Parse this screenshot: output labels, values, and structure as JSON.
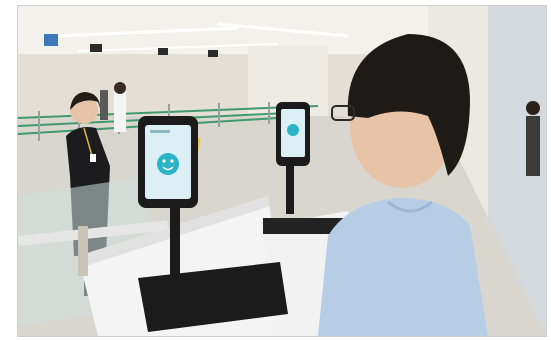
{
  "photo": {
    "subject": "biometric-face-recognition-gate",
    "palette": {
      "ceiling": "#f3f1ec",
      "floor": "#d9d6cf",
      "wall_panel": "#ece9e2",
      "gate_body": "#f4f4f4",
      "kiosk_black": "#1b1b1b",
      "screen_glow": "#dbeff5",
      "face_icon": "#2bb3c7",
      "shirt_blue": "#b7cde6",
      "hair_black": "#1e1a18",
      "skin": "#e7c4a7",
      "rope_green": "#3f9a6d",
      "officer_uniform": "#1c1c1e"
    }
  }
}
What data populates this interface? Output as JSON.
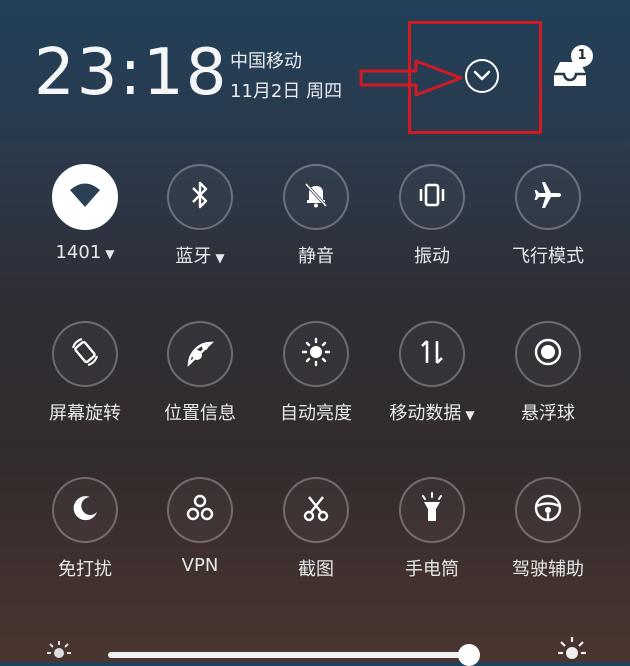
{
  "status": {
    "time": "23:18",
    "carrier": "中国移动",
    "date": "11月2日 周四",
    "notification_count": "1"
  },
  "tiles": [
    {
      "label": "1401",
      "caret": "▼",
      "icon": "wifi-icon",
      "active": true
    },
    {
      "label": "蓝牙",
      "caret": "▼",
      "icon": "bluetooth-icon",
      "active": false
    },
    {
      "label": "静音",
      "caret": "",
      "icon": "bell-off-icon",
      "active": false
    },
    {
      "label": "振动",
      "caret": "",
      "icon": "vibrate-icon",
      "active": false
    },
    {
      "label": "飞行模式",
      "caret": "",
      "icon": "airplane-icon",
      "active": false
    },
    {
      "label": "屏幕旋转",
      "caret": "",
      "icon": "rotate-icon",
      "active": false
    },
    {
      "label": "位置信息",
      "caret": "",
      "icon": "location-icon",
      "active": false
    },
    {
      "label": "自动亮度",
      "caret": "",
      "icon": "brightness-icon",
      "active": false
    },
    {
      "label": "移动数据",
      "caret": "▼",
      "icon": "data-icon",
      "active": false
    },
    {
      "label": "悬浮球",
      "caret": "",
      "icon": "float-ball-icon",
      "active": false
    },
    {
      "label": "免打扰",
      "caret": "",
      "icon": "moon-icon",
      "active": false
    },
    {
      "label": "VPN",
      "caret": "",
      "icon": "vpn-icon",
      "active": false
    },
    {
      "label": "截图",
      "caret": "",
      "icon": "scissors-icon",
      "active": false
    },
    {
      "label": "手电筒",
      "caret": "",
      "icon": "flashlight-icon",
      "active": false
    },
    {
      "label": "驾驶辅助",
      "caret": "",
      "icon": "steering-icon",
      "active": false
    }
  ],
  "brightness": {
    "level": 0.98
  },
  "colors": {
    "annotation": "#d11a24",
    "active_tile": "#ffffff"
  }
}
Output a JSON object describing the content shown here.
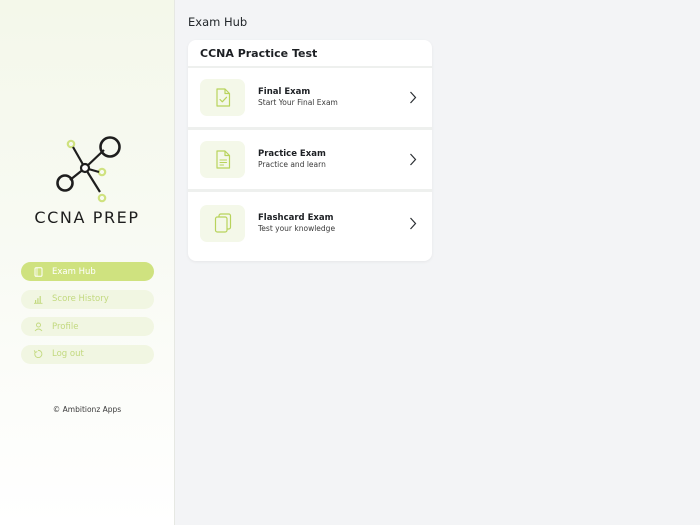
{
  "brand": {
    "name": "CCNA PREP",
    "accent": "#cfe27f",
    "accent_soft": "#f1f6e2",
    "accent_text": "#c2d97e",
    "logo_icon": "molecule-network-logo"
  },
  "sidebar": {
    "items": [
      {
        "label": "Exam Hub",
        "icon": "tablet-icon",
        "active": true
      },
      {
        "label": "Score History",
        "icon": "bar-chart-icon",
        "active": false
      },
      {
        "label": "Profile",
        "icon": "user-icon",
        "active": false
      },
      {
        "label": "Log out",
        "icon": "logout-icon",
        "active": false
      }
    ],
    "copyright": "© Ambitionz Apps"
  },
  "main": {
    "title": "Exam Hub",
    "card": {
      "title": "CCNA Practice Test",
      "exams": [
        {
          "title": "Final Exam",
          "subtitle": "Start Your Final Exam",
          "icon": "file-check-icon"
        },
        {
          "title": "Practice Exam",
          "subtitle": "Practice and learn",
          "icon": "file-text-icon"
        },
        {
          "title": "Flashcard Exam",
          "subtitle": "Test your knowledge",
          "icon": "copy-cards-icon"
        }
      ]
    }
  }
}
━━━━
● **Set problem**:
Scan the listing above. Collect all lines with the word "Practice".

● **Reply**:
      "title": "CCNA Practice Test",
          "title": "Practice Exam",
          "subtitle": "Practice and learn",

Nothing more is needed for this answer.